## Requirements:
Which lines in the records below contain the word "Cooler"? Copy each one out.

## Records from a collection:
====
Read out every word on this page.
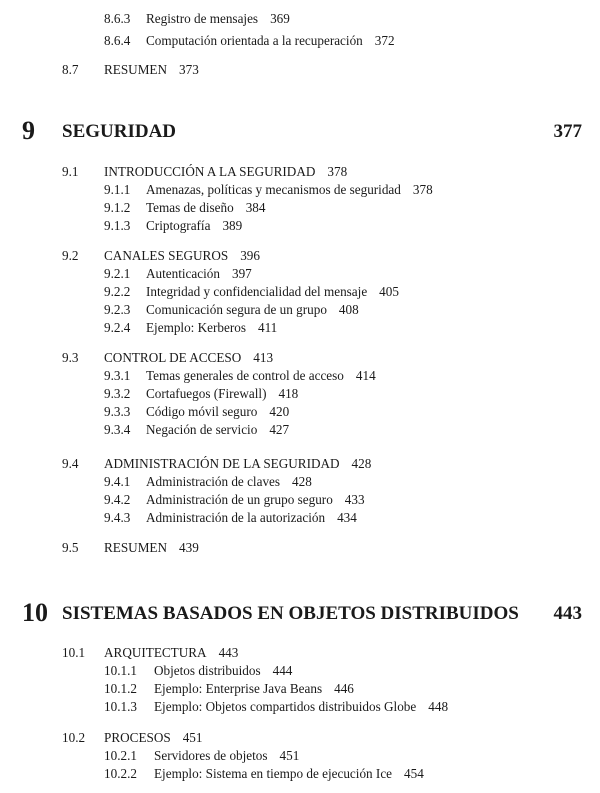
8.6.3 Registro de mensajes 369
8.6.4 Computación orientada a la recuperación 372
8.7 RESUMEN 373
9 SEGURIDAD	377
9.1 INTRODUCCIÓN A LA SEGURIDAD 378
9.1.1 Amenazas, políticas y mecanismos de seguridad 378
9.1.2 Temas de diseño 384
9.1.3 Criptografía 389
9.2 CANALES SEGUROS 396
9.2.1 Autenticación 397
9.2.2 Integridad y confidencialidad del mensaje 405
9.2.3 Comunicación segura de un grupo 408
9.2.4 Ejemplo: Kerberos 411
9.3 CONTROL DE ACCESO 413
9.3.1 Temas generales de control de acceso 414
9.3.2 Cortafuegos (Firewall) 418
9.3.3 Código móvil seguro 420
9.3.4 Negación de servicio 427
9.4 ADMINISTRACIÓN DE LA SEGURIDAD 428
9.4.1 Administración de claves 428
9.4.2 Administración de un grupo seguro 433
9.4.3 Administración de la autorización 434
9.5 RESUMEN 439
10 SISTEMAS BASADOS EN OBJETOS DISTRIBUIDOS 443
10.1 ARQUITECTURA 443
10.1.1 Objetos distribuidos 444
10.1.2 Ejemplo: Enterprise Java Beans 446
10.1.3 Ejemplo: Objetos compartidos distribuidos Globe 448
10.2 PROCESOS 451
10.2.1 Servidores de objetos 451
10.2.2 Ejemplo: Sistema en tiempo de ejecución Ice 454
====
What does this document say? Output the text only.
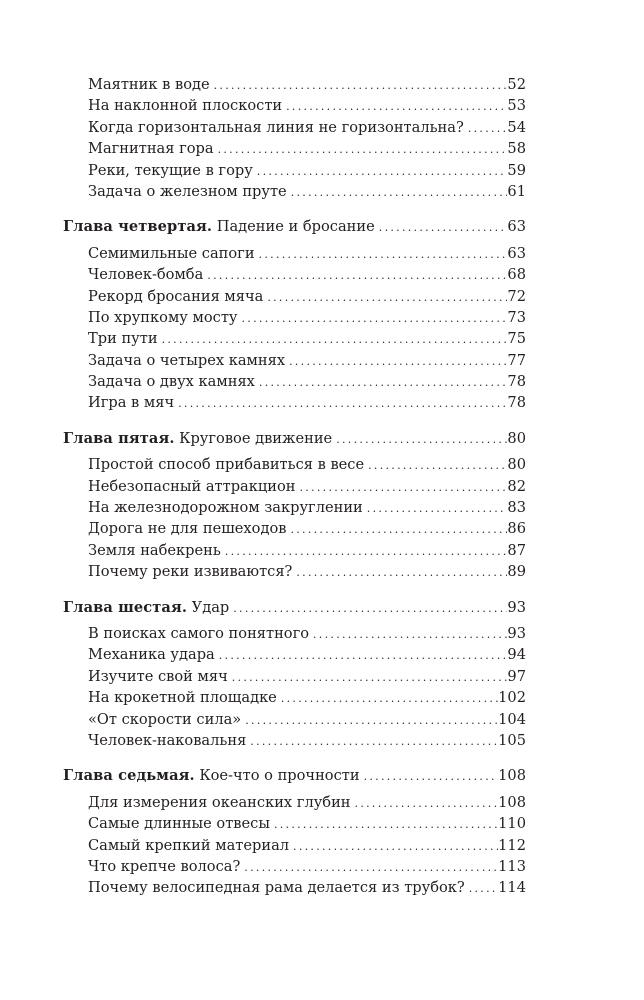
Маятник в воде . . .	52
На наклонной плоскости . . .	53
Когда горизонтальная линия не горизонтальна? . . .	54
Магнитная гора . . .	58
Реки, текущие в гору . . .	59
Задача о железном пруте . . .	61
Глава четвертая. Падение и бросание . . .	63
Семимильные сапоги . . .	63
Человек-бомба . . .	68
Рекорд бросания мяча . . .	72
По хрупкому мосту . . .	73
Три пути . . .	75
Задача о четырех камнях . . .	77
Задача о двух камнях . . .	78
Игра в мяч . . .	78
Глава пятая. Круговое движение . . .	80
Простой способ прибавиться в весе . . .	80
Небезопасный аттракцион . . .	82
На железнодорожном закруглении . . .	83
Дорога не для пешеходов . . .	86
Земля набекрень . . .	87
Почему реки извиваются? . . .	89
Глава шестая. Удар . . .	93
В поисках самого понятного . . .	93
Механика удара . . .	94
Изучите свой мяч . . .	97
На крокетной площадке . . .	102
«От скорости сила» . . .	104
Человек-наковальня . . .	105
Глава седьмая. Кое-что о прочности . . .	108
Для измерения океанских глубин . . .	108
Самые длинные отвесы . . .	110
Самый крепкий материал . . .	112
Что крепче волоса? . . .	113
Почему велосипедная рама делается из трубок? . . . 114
====
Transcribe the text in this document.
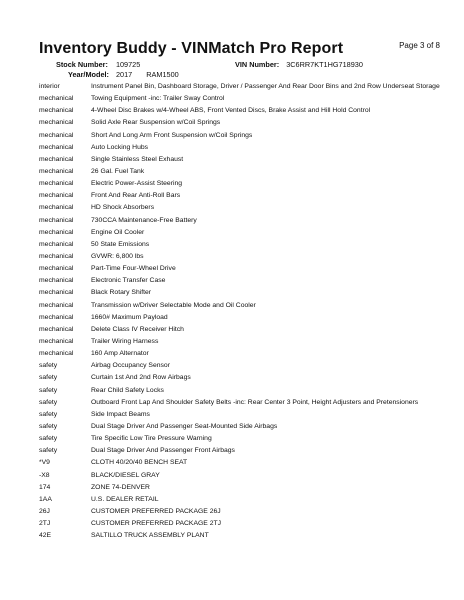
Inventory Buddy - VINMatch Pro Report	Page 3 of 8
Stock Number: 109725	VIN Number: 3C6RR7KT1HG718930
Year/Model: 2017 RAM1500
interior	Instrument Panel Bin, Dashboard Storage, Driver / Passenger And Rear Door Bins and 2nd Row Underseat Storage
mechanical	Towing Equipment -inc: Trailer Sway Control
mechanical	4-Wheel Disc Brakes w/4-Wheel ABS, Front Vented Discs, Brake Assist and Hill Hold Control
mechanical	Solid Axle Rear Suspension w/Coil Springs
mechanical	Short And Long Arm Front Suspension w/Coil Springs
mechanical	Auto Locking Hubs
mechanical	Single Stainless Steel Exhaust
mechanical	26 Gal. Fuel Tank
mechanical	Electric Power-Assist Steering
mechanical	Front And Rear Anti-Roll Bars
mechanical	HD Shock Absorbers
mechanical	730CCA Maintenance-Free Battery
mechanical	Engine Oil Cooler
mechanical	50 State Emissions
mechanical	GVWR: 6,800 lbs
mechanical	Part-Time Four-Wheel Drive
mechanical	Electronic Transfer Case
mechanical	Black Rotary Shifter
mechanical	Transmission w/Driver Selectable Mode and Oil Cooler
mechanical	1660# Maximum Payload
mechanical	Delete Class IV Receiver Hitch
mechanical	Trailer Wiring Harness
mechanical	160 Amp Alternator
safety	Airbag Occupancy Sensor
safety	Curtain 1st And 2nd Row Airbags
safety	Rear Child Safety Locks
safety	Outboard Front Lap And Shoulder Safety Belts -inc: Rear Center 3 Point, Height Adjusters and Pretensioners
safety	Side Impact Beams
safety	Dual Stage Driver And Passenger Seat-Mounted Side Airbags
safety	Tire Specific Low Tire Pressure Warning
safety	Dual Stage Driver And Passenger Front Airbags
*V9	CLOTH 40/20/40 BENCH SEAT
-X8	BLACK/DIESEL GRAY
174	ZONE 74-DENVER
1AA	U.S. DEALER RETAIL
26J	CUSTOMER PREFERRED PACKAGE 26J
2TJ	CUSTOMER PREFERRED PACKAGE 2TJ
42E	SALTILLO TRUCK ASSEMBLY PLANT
====
## Answer for this exercise:
mechanical	Engine Oil Cooler
mechanical	Transmission w/Driver Selectable Mode and Oil Cooler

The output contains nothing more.